[Records taken from a collection]
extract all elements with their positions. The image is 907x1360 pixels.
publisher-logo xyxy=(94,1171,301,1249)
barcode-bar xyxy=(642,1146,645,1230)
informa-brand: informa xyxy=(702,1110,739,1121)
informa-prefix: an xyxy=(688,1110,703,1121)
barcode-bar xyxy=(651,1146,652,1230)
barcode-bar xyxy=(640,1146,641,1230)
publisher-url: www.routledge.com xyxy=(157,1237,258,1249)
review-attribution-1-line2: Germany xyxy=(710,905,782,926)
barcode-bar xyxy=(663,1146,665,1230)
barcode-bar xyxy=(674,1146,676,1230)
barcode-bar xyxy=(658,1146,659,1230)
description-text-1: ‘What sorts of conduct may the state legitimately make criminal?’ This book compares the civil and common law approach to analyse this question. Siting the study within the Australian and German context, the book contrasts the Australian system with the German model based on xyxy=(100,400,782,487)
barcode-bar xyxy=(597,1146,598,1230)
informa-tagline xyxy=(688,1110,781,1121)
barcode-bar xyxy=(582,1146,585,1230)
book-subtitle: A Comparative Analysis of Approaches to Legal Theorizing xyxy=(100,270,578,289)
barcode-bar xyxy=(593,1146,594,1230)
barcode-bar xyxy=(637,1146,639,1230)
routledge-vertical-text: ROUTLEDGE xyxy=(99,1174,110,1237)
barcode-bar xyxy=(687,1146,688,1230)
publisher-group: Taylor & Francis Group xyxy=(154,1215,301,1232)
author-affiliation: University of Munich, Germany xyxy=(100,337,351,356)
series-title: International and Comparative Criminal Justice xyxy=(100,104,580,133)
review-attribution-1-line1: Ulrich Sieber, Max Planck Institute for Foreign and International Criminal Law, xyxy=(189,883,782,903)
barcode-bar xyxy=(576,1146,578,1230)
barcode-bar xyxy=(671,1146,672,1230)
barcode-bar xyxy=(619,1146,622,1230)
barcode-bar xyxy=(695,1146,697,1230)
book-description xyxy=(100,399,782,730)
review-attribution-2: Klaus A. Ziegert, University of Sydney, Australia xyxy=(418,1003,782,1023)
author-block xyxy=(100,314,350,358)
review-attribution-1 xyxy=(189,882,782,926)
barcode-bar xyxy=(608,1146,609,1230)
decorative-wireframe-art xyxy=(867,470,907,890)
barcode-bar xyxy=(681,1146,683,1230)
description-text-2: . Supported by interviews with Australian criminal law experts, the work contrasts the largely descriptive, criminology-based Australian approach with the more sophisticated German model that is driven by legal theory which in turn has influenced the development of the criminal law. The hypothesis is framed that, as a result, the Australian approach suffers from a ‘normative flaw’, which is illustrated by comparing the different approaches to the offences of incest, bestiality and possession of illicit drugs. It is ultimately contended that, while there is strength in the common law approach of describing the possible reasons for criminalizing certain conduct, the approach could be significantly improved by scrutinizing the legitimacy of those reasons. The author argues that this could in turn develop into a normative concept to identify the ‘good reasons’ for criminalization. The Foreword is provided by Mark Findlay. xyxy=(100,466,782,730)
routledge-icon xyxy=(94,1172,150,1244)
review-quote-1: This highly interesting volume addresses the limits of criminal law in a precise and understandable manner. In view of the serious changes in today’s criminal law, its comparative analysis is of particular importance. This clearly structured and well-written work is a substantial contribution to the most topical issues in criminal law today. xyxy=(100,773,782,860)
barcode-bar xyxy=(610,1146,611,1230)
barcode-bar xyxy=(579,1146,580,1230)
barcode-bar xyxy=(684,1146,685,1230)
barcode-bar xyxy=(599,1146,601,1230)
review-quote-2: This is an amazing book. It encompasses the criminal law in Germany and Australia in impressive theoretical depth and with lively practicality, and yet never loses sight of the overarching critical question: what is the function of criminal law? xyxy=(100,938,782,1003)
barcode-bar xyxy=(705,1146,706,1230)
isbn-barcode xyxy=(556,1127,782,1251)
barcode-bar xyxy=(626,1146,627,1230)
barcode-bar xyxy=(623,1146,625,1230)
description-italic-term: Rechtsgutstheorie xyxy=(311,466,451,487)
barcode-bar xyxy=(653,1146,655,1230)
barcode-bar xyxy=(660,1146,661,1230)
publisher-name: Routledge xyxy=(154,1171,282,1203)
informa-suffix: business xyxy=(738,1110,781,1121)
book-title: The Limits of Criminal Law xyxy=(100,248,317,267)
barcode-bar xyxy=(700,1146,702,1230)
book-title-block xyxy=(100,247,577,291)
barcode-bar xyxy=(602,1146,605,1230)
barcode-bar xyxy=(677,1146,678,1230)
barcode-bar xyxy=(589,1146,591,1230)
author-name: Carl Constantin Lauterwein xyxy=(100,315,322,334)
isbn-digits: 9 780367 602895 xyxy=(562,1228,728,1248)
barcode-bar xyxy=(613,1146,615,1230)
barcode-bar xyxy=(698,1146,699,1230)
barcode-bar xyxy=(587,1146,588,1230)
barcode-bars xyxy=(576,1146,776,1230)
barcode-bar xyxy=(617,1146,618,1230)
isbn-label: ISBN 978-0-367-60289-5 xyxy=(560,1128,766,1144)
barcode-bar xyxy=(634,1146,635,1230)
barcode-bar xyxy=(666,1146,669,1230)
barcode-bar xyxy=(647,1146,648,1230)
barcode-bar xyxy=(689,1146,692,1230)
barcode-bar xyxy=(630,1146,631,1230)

:: Description of the task ::
Pull out every line in the items above that contains the string "text", and copy each one. Case counts.

:: Exercise result ::
description-text-1: ‘What sorts of conduct may the state legitimately make criminal?’ This book compares the civil and common law approach to analyse this question. Siting the study within the Australian and German context, the book contrasts the Australian system with the German model based on xyxy=(100,400,782,487)
routledge-vertical-text: ROUTLEDGE xyxy=(99,1174,110,1237)
description-text-2: . Supported by interviews with Australian criminal law experts, the work contrasts the largely descriptive, criminology-based Australian approach with the more sophisticated German model that is driven by legal theory which in turn has influenced the development of the criminal law. The hypothesis is framed that, as a result, the Australian approach suffers from a ‘normative flaw’, which is illustrated by comparing the different approaches to the offences of incest, bestiality and possession of illicit drugs. It is ultimately contended that, while there is strength in the common law approach of describing the possible reasons for criminalizing certain conduct, the approach could be significantly improved by scrutinizing the legitimacy of those reasons. The author argues that this could in turn develop into a normative concept to identify the ‘good reasons’ for criminalization. The Foreword is provided by Mark Findlay. xyxy=(100,466,782,730)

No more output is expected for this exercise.